TASK TO CARRY OUT —
Report all lines from the entries below in which "text" appears.

Stored items —
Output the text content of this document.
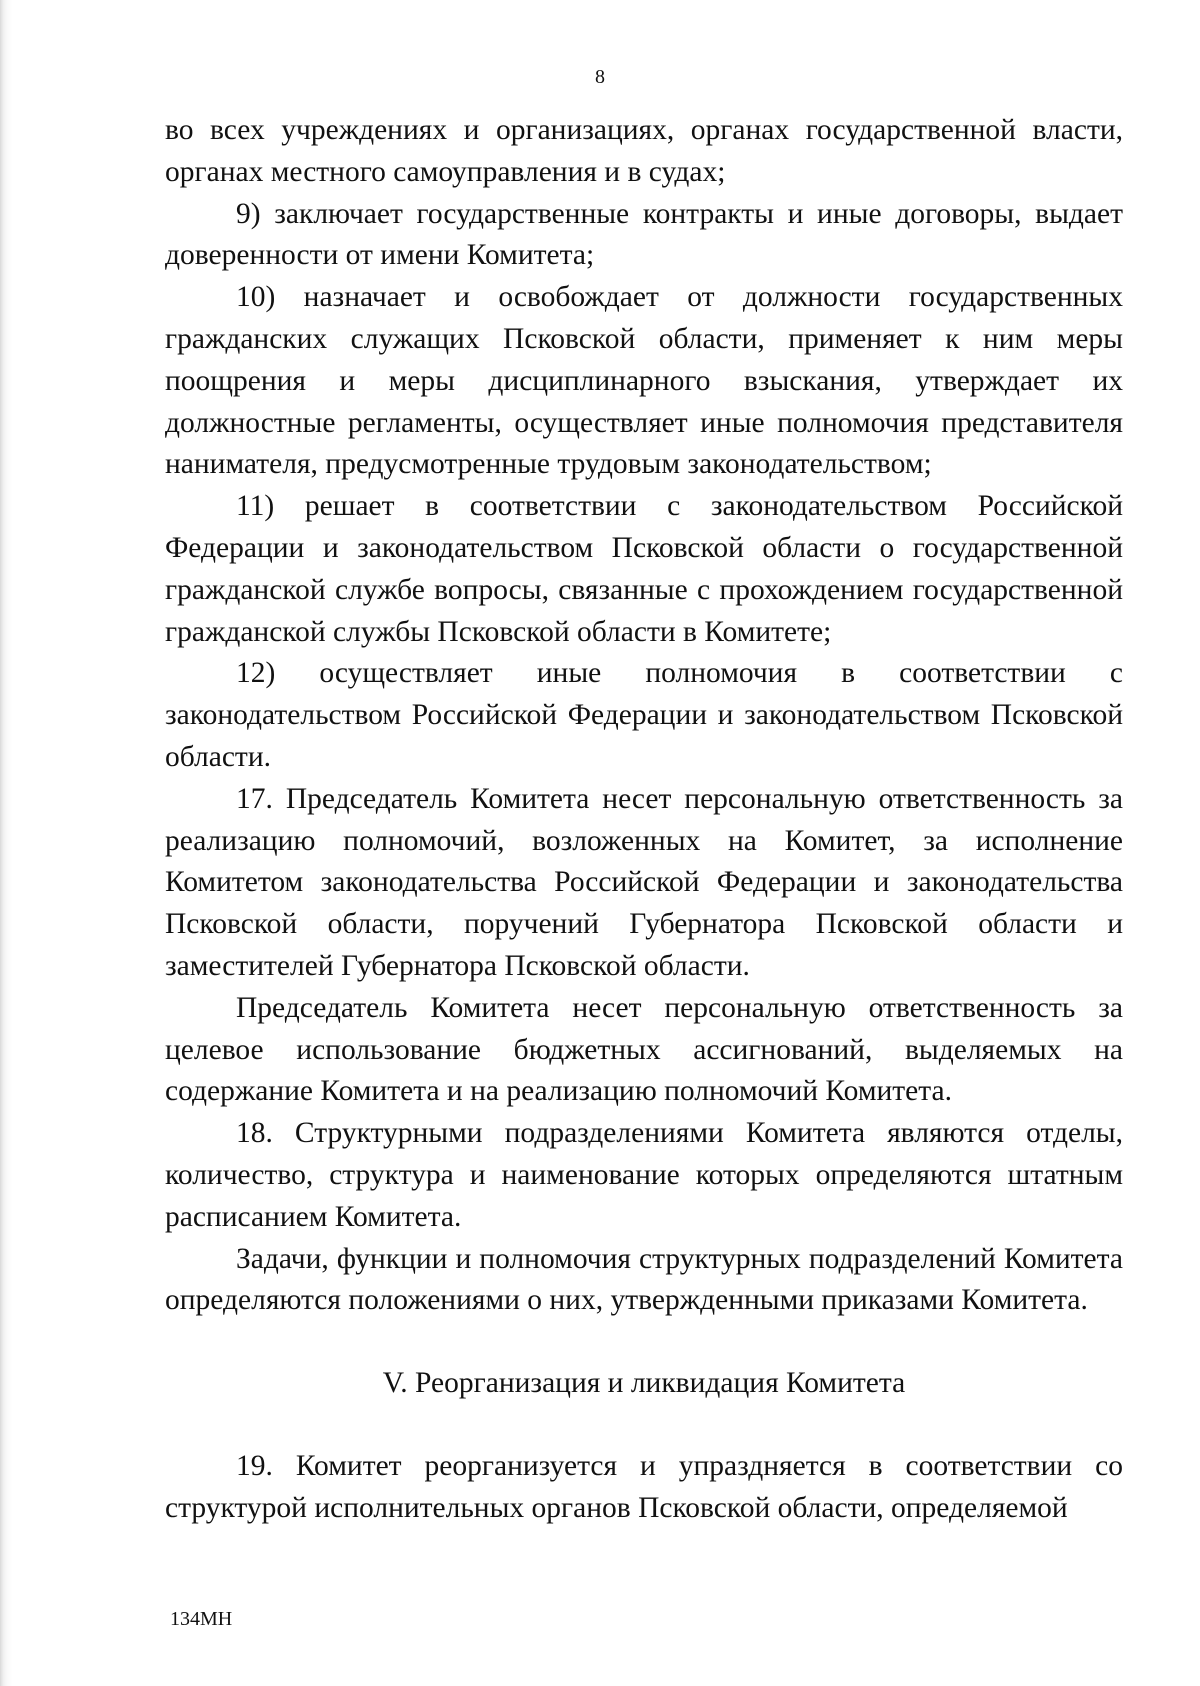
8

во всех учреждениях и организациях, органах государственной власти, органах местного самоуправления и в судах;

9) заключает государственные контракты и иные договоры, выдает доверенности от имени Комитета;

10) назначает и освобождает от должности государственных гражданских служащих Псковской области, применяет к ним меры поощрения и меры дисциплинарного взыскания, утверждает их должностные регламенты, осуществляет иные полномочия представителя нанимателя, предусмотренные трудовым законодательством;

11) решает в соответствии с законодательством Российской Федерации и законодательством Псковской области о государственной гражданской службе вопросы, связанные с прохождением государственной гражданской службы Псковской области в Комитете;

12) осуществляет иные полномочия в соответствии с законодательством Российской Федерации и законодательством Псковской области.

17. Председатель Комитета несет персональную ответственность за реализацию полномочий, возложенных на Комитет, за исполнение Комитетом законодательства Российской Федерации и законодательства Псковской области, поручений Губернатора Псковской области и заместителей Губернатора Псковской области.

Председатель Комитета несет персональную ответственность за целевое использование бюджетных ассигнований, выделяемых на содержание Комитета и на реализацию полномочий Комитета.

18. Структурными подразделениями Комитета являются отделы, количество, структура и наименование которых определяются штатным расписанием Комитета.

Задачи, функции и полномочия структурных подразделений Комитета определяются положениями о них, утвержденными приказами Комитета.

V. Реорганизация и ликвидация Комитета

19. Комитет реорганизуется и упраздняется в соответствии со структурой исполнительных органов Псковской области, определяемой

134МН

* * *

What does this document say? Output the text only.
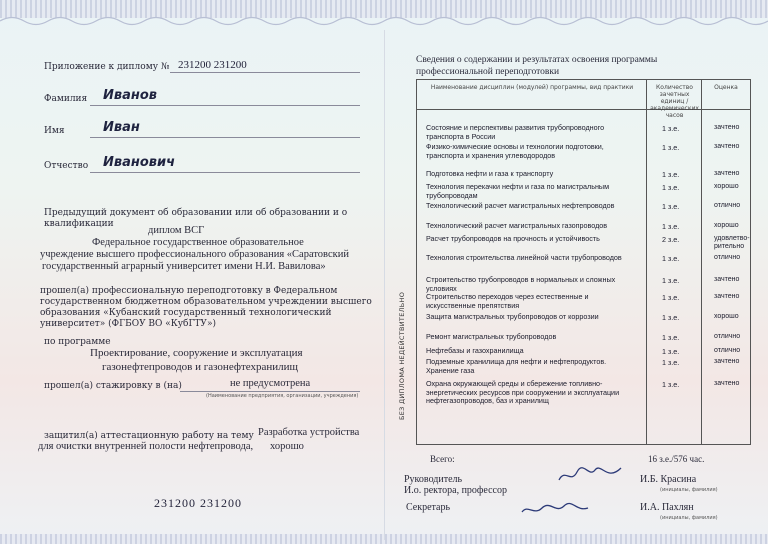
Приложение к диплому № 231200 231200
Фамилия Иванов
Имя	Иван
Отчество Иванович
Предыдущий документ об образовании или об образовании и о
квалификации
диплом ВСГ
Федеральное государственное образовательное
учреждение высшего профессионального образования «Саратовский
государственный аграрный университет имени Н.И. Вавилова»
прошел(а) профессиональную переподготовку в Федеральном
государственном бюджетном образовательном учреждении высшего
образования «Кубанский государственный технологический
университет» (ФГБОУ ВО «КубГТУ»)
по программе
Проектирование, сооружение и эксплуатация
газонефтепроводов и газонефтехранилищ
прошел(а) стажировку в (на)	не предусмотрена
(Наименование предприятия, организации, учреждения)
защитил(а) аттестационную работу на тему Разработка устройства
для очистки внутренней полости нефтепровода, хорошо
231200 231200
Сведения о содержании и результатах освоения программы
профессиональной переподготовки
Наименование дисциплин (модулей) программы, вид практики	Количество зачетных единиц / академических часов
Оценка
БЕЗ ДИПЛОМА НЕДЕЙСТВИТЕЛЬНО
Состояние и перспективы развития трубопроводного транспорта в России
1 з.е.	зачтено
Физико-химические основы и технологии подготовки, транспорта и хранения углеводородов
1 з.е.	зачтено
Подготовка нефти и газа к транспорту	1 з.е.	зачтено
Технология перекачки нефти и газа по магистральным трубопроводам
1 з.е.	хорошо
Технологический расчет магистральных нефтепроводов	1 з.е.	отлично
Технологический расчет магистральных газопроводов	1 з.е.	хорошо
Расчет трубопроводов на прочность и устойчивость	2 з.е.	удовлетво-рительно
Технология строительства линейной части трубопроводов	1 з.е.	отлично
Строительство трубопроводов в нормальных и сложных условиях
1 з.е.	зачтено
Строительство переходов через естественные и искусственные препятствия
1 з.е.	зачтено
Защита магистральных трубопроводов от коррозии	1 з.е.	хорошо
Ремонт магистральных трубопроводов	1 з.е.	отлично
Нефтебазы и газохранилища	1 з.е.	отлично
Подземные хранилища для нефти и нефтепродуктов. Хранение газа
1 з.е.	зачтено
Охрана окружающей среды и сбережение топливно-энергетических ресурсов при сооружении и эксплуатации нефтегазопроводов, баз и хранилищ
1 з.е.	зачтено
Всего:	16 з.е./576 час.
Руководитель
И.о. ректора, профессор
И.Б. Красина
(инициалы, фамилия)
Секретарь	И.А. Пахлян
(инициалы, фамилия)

TASK SOLUTION —
Output the text content of this document.
What does this document say? Output the text only.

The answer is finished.